» Your objective
Return all of the entries word for word, but omit the pictures they contain.

Entries from a visual dataset:
-- -- --

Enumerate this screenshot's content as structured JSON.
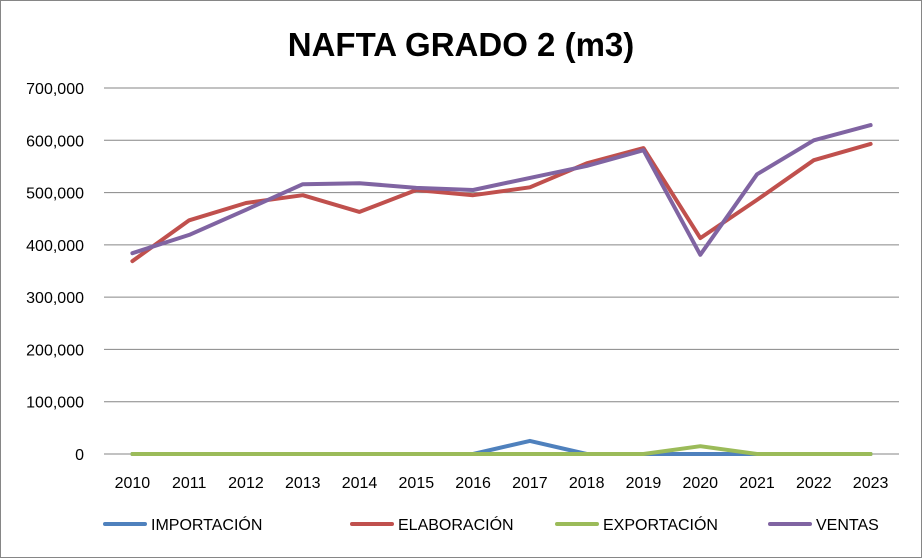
{
  "chart_data": {
    "type": "line",
    "title": "NAFTA GRADO 2 (m3)",
    "xlabel": "",
    "ylabel": "",
    "categories": [
      "2010",
      "2011",
      "2012",
      "2013",
      "2014",
      "2015",
      "2016",
      "2017",
      "2018",
      "2019",
      "2020",
      "2021",
      "2022",
      "2023"
    ],
    "ylim": [
      0,
      700000
    ],
    "yticks": [
      0,
      100000,
      200000,
      300000,
      400000,
      500000,
      600000,
      700000
    ],
    "ytick_labels": [
      "0",
      "100,000",
      "200,000",
      "300,000",
      "400,000",
      "500,000",
      "600,000",
      "700,000"
    ],
    "grid": true,
    "legend_position": "bottom",
    "series": [
      {
        "name": "IMPORTACIÓN",
        "color": "#4F81BD",
        "values": [
          0,
          0,
          0,
          0,
          0,
          0,
          0,
          25000,
          0,
          0,
          0,
          0,
          0,
          0
        ]
      },
      {
        "name": "ELABORACIÓN",
        "color": "#C0504D",
        "values": [
          369000,
          447000,
          480000,
          495000,
          463000,
          505000,
          495000,
          510000,
          556000,
          585000,
          413000,
          486000,
          562000,
          593000
        ]
      },
      {
        "name": "EXPORTACIÓN",
        "color": "#9BBB59",
        "values": [
          0,
          0,
          0,
          0,
          0,
          0,
          0,
          0,
          0,
          0,
          15000,
          0,
          0,
          0
        ]
      },
      {
        "name": "VENTAS",
        "color": "#8064A2",
        "values": [
          384000,
          419000,
          467000,
          516000,
          518000,
          509000,
          505000,
          528000,
          551000,
          581000,
          381000,
          535000,
          600000,
          629000
        ]
      }
    ]
  }
}
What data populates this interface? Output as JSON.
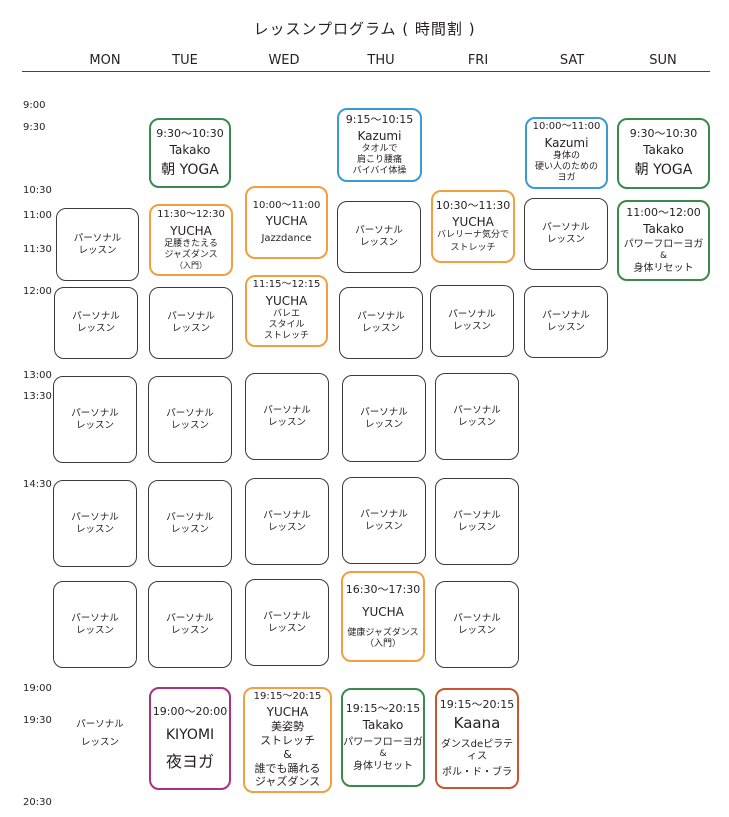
{
  "title": "レッスンプログラム ( 時間割 )",
  "days": [
    "MON",
    "TUE",
    "WED",
    "THU",
    "FRI",
    "SAT",
    "SUN"
  ],
  "times": [
    "9:00",
    "9:30",
    "10:30",
    "11:00",
    "11:30",
    "12:00",
    "13:00",
    "13:30",
    "14:30",
    "19:00",
    "19:30",
    "20:30"
  ],
  "personal": "パーソナル",
  "lesson": "レッスン",
  "classes": {
    "tue_yoga": {
      "time": "9:30〜10:30",
      "name": "Takako",
      "desc": "朝 YOGA"
    },
    "thu_kazumi": {
      "time": "9:15〜10:15",
      "name": "Kazumi",
      "d1": "タオルで",
      "d2": "肩こり腰痛",
      "d3": "バイバイ体操"
    },
    "sat_kazumi": {
      "time": "10:00〜11:00",
      "name": "Kazumi",
      "d1": "身体の",
      "d2": "硬い人のための",
      "d3": "ヨガ"
    },
    "sun_yoga": {
      "time": "9:30〜10:30",
      "name": "Takako",
      "desc": "朝 YOGA"
    },
    "wed_jazz": {
      "time": "10:00〜11:00",
      "name": "YUCHA",
      "desc": "Jazzdance"
    },
    "tue_yucha": {
      "time": "11:30〜12:30",
      "name": "YUCHA",
      "d1": "足腰きたえる",
      "d2": "ジャズダンス",
      "d3": "（入門）"
    },
    "fri_yucha": {
      "time": "10:30〜11:30",
      "name": "YUCHA",
      "d1": "バレリーナ気分で",
      "d2": "ストレッチ"
    },
    "sun_flow": {
      "time": "11:00〜12:00",
      "name": "Takako",
      "d1": "パワーフローヨガ",
      "d2": "&",
      "d3": "身体リセット"
    },
    "wed_ballet": {
      "time": "11:15〜12:15",
      "name": "YUCHA",
      "d1": "バレエ",
      "d2": "スタイル",
      "d3": "ストレッチ"
    },
    "thu_health": {
      "time": "16:30〜17:30",
      "name": "YUCHA",
      "d1": "健康ジャズダンス",
      "d2": "（入門）"
    },
    "tue_kiyomi": {
      "time": "19:00〜20:00",
      "name": "KIYOMI",
      "desc": "夜ヨガ"
    },
    "wed_evening": {
      "time": "19:15〜20:15",
      "name": "YUCHA",
      "d1": "美姿勢",
      "d2": "ストレッチ",
      "d3": "&",
      "d4": "誰でも踊れる",
      "d5": "ジャズダンス"
    },
    "thu_evening": {
      "time": "19:15〜20:15",
      "name": "Takako",
      "d1": "パワーフローヨガ",
      "d2": "&",
      "d3": "身体リセット"
    },
    "fri_evening": {
      "time": "19:15〜20:15",
      "name": "Kaana",
      "d1": "ダンスdeピラティス",
      "d2": "ポル・ド・ブラ"
    }
  },
  "colors": {
    "green": "#3b8a4d",
    "orange": "#f0a040",
    "blue": "#3a9ad6",
    "purple": "#a8327f",
    "rust": "#c9562d"
  }
}
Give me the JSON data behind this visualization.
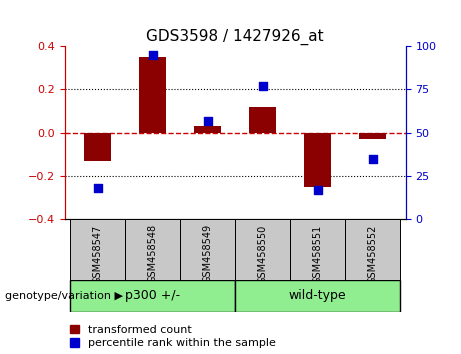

-- -- --

» Answer for this exercise
Enumerate this screenshot's content as structured JSON.
{
  "chart_data": {
    "type": "line",
    "title": "NAFTA GRADO 2 (m3)",
    "xlabel": "",
    "ylabel": "",
    "categories": [
      "2010",
      "2011",
      "2012",
      "2013",
      "2014",
      "2015",
      "2016",
      "2017",
      "2018",
      "2019",
      "2020",
      "2021",
      "2022",
      "2023"
    ],
    "ylim": [
      0,
      700000
    ],
    "yticks": [
      0,
      100000,
      200000,
      300000,
      400000,
      500000,
      600000,
      700000
    ],
    "ytick_labels": [
      "0",
      "100,000",
      "200,000",
      "300,000",
      "400,000",
      "500,000",
      "600,000",
      "700,000"
    ],
    "grid": true,
    "legend_position": "bottom",
    "series": [
      {
        "name": "IMPORTACIÓN",
        "color": "#4F81BD",
        "values": [
          0,
          0,
          0,
          0,
          0,
          0,
          0,
          25000,
          0,
          0,
          0,
          0,
          0,
          0
        ]
      },
      {
        "name": "ELABORACIÓN",
        "color": "#C0504D",
        "values": [
          369000,
          447000,
          480000,
          495000,
          463000,
          505000,
          495000,
          510000,
          556000,
          585000,
          413000,
          486000,
          562000,
          593000
        ]
      },
      {
        "name": "EXPORTACIÓN",
        "color": "#9BBB59",
        "values": [
          0,
          0,
          0,
          0,
          0,
          0,
          0,
          0,
          0,
          0,
          15000,
          0,
          0,
          0
        ]
      },
      {
        "name": "VENTAS",
        "color": "#8064A2",
        "values": [
          384000,
          419000,
          467000,
          516000,
          518000,
          509000,
          505000,
          528000,
          551000,
          581000,
          381000,
          535000,
          600000,
          629000
        ]
      }
    ]
  }
}
What data populates this interface? Output as JSON.
{
  "title": "レッスンプログラム ( 時間割 )",
  "days": [
    "MON",
    "TUE",
    "WED",
    "THU",
    "FRI",
    "SAT",
    "SUN"
  ],
  "times": [
    "9:00",
    "9:30",
    "10:30",
    "11:00",
    "11:30",
    "12:00",
    "13:00",
    "13:30",
    "14:30",
    "19:00",
    "19:30",
    "20:30"
  ],
  "personal": "パーソナル",
  "lesson": "レッスン",
  "classes": {
    "tue_yoga": {
      "time": "9:30〜10:30",
      "name": "Takako",
      "desc": "朝 YOGA"
    },
    "thu_kazumi": {
      "time": "9:15〜10:15",
      "name": "Kazumi",
      "d1": "タオルで",
      "d2": "肩こり腰痛",
      "d3": "バイバイ体操"
    },
    "sat_kazumi": {
      "time": "10:00〜11:00",
      "name": "Kazumi",
      "d1": "身体の",
      "d2": "硬い人のための",
      "d3": "ヨガ"
    },
    "sun_yoga": {
      "time": "9:30〜10:30",
      "name": "Takako",
      "desc": "朝 YOGA"
    },
    "wed_jazz": {
      "time": "10:00〜11:00",
      "name": "YUCHA",
      "desc": "Jazzdance"
    },
    "tue_yucha": {
      "time": "11:30〜12:30",
      "name": "YUCHA",
      "d1": "足腰きたえる",
      "d2": "ジャズダンス",
      "d3": "（入門）"
    },
    "fri_yucha": {
      "time": "10:30〜11:30",
      "name": "YUCHA",
      "d1": "バレリーナ気分で",
      "d2": "ストレッチ"
    },
    "sun_flow": {
      "time": "11:00〜12:00",
      "name": "Takako",
      "d1": "パワーフローヨガ",
      "d2": "&",
      "d3": "身体リセット"
    },
    "wed_ballet": {
      "time": "11:15〜12:15",
      "name": "YUCHA",
      "d1": "バレエ",
      "d2": "スタイル",
      "d3": "ストレッチ"
    },
    "thu_health": {
      "time": "16:30〜17:30",
      "name": "YUCHA",
      "d1": "健康ジャズダンス",
      "d2": "（入門）"
    },
    "tue_kiyomi": {
      "time": "19:00〜20:00",
      "name": "KIYOMI",
      "desc": "夜ヨガ"
    },
    "wed_evening": {
      "time": "19:15〜20:15",
      "name": "YUCHA",
      "d1": "美姿勢",
      "d2": "ストレッチ",
      "d3": "&",
      "d4": "誰でも踊れる",
      "d5": "ジャズダンス"
    },
    "thu_evening": {
      "time": "19:15〜20:15",
      "name": "Takako",
      "d1": "パワーフローヨガ",
      "d2": "&",
      "d3": "身体リセット"
    },
    "fri_evening": {
      "time": "19:15〜20:15",
      "name": "Kaana",
      "d1": "ダンスdeピラティス",
      "d2": "ポル・ド・ブラ"
    }
  },
  "colors": {
    "green": "#3b8a4d",
    "orange": "#f0a040",
    "blue": "#3a9ad6",
    "purple": "#a8327f",
    "rust": "#c9562d"
  }
}
Give me the JSON data behind this visualization.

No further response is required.